**CHALLENGE**
Copy the lines below verbatim, from the one containing "For every button, label, text, icon, or" through the one containing "staticText: 近3年 [949, 680, 1034, 725]", including both of those lines and nothing else.

**DATA FOR THIS TASK**
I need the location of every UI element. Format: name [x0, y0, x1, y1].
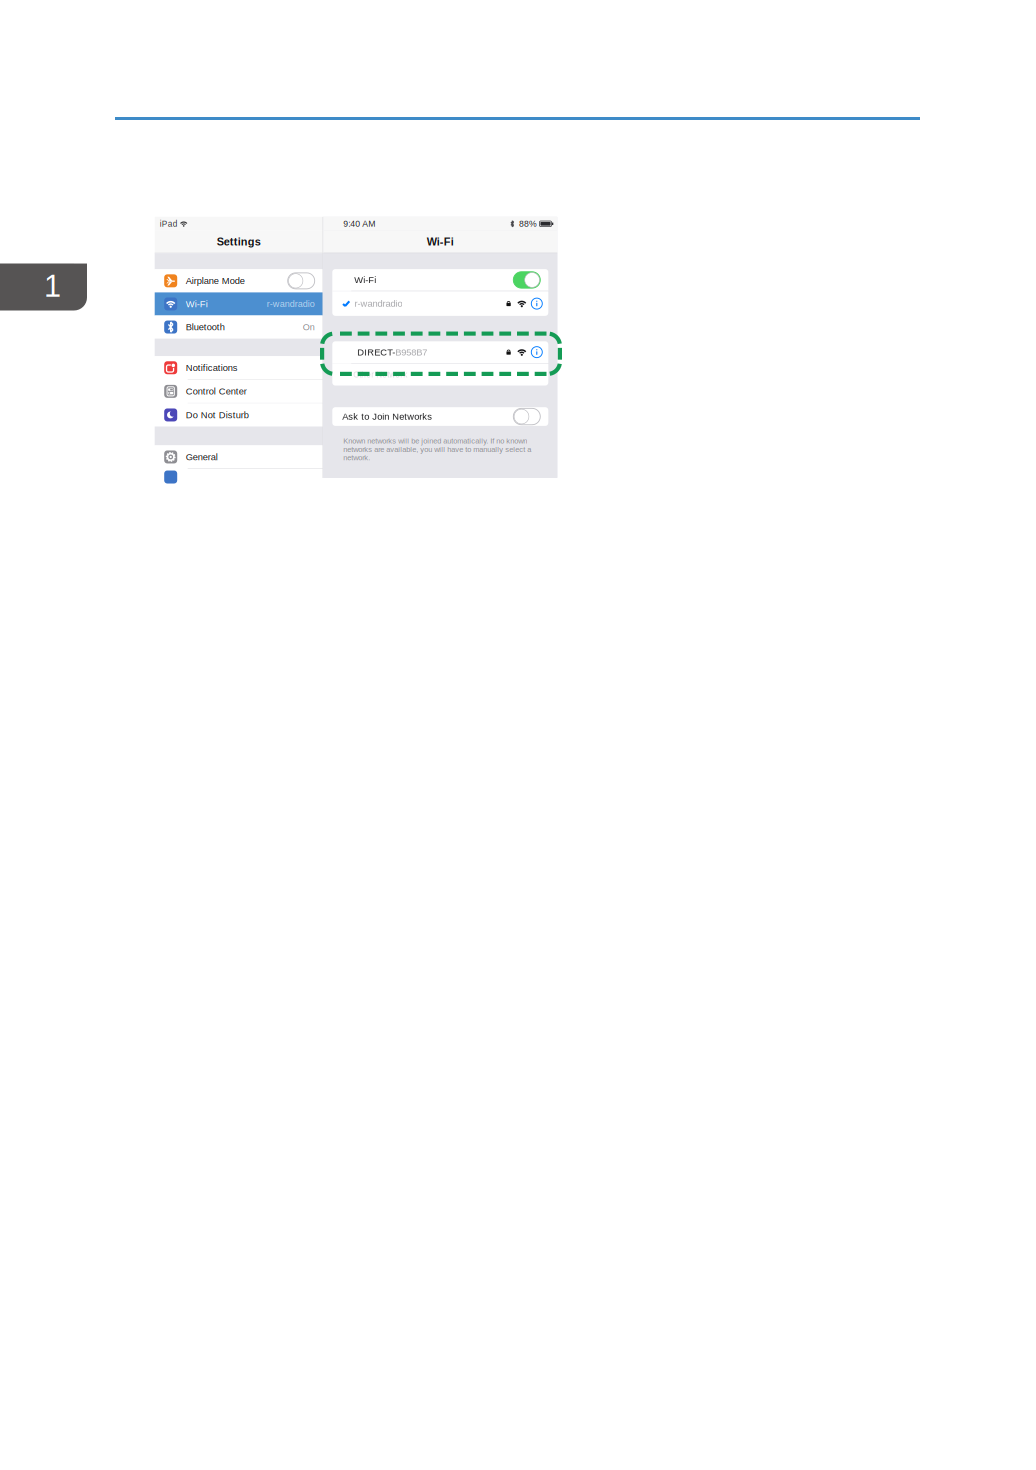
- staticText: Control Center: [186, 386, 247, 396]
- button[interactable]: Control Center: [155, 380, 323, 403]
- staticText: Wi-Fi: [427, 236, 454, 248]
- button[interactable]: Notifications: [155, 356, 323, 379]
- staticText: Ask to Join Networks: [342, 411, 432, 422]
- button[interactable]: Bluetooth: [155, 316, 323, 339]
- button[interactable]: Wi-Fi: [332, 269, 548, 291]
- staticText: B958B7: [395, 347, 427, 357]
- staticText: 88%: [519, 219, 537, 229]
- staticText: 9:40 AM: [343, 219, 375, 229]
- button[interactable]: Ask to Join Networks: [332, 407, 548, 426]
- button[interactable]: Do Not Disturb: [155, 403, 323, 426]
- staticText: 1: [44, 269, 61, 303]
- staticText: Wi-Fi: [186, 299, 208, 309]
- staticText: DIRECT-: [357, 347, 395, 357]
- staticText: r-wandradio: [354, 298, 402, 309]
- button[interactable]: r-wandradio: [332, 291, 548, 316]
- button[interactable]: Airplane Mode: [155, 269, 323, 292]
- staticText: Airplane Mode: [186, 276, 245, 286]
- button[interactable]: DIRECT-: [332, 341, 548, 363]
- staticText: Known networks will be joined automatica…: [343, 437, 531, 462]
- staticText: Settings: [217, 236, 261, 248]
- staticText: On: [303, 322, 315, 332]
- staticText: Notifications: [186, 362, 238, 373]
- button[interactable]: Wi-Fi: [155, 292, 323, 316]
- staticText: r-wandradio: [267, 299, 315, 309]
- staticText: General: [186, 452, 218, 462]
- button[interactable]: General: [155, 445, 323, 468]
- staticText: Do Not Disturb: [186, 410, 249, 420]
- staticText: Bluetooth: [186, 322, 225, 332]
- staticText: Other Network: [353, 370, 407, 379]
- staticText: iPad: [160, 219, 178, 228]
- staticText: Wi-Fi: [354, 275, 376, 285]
...
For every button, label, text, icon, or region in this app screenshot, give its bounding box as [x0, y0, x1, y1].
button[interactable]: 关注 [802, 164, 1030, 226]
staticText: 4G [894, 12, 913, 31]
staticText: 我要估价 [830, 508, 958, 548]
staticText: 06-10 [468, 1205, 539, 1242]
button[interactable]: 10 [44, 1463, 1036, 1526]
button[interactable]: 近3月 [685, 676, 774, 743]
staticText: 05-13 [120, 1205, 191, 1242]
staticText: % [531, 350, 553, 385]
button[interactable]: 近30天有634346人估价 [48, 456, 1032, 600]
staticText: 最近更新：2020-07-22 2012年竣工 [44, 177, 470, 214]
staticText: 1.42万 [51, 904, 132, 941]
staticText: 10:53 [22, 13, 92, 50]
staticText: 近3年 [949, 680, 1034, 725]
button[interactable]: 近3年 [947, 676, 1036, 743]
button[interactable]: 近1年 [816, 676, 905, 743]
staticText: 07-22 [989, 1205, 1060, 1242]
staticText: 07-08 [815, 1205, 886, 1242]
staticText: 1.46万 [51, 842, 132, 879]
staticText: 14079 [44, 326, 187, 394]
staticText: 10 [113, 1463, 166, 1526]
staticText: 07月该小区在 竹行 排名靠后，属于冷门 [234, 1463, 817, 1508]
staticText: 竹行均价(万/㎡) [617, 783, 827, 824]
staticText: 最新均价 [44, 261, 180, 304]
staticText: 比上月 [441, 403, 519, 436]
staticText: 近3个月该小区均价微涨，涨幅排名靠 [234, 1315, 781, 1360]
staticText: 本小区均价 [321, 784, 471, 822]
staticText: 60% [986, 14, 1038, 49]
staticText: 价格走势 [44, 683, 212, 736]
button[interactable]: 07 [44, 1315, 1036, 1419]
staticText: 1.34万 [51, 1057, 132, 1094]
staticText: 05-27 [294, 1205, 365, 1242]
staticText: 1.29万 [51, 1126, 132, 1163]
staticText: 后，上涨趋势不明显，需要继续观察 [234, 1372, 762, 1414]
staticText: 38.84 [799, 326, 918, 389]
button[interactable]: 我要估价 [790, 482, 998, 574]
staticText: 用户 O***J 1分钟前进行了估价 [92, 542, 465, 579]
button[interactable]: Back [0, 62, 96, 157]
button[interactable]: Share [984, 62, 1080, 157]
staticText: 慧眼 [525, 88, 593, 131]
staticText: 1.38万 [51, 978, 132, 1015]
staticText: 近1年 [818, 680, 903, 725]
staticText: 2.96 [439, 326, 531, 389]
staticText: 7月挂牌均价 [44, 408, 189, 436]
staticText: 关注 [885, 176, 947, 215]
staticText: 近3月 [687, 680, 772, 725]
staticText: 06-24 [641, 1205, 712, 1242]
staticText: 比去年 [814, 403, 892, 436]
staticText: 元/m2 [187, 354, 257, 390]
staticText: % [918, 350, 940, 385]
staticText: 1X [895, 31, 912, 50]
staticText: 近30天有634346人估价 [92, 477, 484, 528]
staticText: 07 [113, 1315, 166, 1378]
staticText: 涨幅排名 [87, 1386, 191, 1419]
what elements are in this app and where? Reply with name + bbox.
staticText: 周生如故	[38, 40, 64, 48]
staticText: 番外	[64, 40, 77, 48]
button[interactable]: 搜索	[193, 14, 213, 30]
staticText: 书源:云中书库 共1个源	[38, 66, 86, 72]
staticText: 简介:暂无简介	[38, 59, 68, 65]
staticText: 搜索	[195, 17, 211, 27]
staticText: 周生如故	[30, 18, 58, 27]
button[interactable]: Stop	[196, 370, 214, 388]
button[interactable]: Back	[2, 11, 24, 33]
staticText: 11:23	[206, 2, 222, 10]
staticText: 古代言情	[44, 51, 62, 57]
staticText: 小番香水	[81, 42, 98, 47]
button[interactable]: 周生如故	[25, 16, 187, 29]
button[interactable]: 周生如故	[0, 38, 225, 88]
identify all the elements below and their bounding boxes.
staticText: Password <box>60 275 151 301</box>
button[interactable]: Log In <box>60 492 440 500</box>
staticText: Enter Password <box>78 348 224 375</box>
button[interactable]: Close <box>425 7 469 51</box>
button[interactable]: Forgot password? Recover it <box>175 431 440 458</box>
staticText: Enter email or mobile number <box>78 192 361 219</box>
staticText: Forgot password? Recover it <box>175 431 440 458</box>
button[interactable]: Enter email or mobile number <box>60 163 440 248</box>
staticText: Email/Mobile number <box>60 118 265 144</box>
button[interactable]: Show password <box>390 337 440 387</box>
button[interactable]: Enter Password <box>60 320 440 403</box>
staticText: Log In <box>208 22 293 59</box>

**RESPONSE BELOW**
For every button, label, text, icon, or region in this app screenshot, give its bounding box as [x0, y0, x1, y1].
button[interactable]: 关注 [802, 164, 1030, 226]
staticText: 4G [894, 12, 913, 31]
staticText: 我要估价 [830, 508, 958, 548]
staticText: 06-10 [468, 1205, 539, 1242]
button[interactable]: 10 [44, 1463, 1036, 1526]
button[interactable]: 近3月 [685, 676, 774, 743]
staticText: 05-13 [120, 1205, 191, 1242]
staticText: % [531, 350, 553, 385]
button[interactable]: 近30天有634346人估价 [48, 456, 1032, 600]
staticText: 最近更新：2020-07-22 2012年竣工 [44, 177, 470, 214]
staticText: 1.42万 [51, 904, 132, 941]
staticText: 10:53 [22, 13, 92, 50]
staticText: 近3年 [949, 680, 1034, 725]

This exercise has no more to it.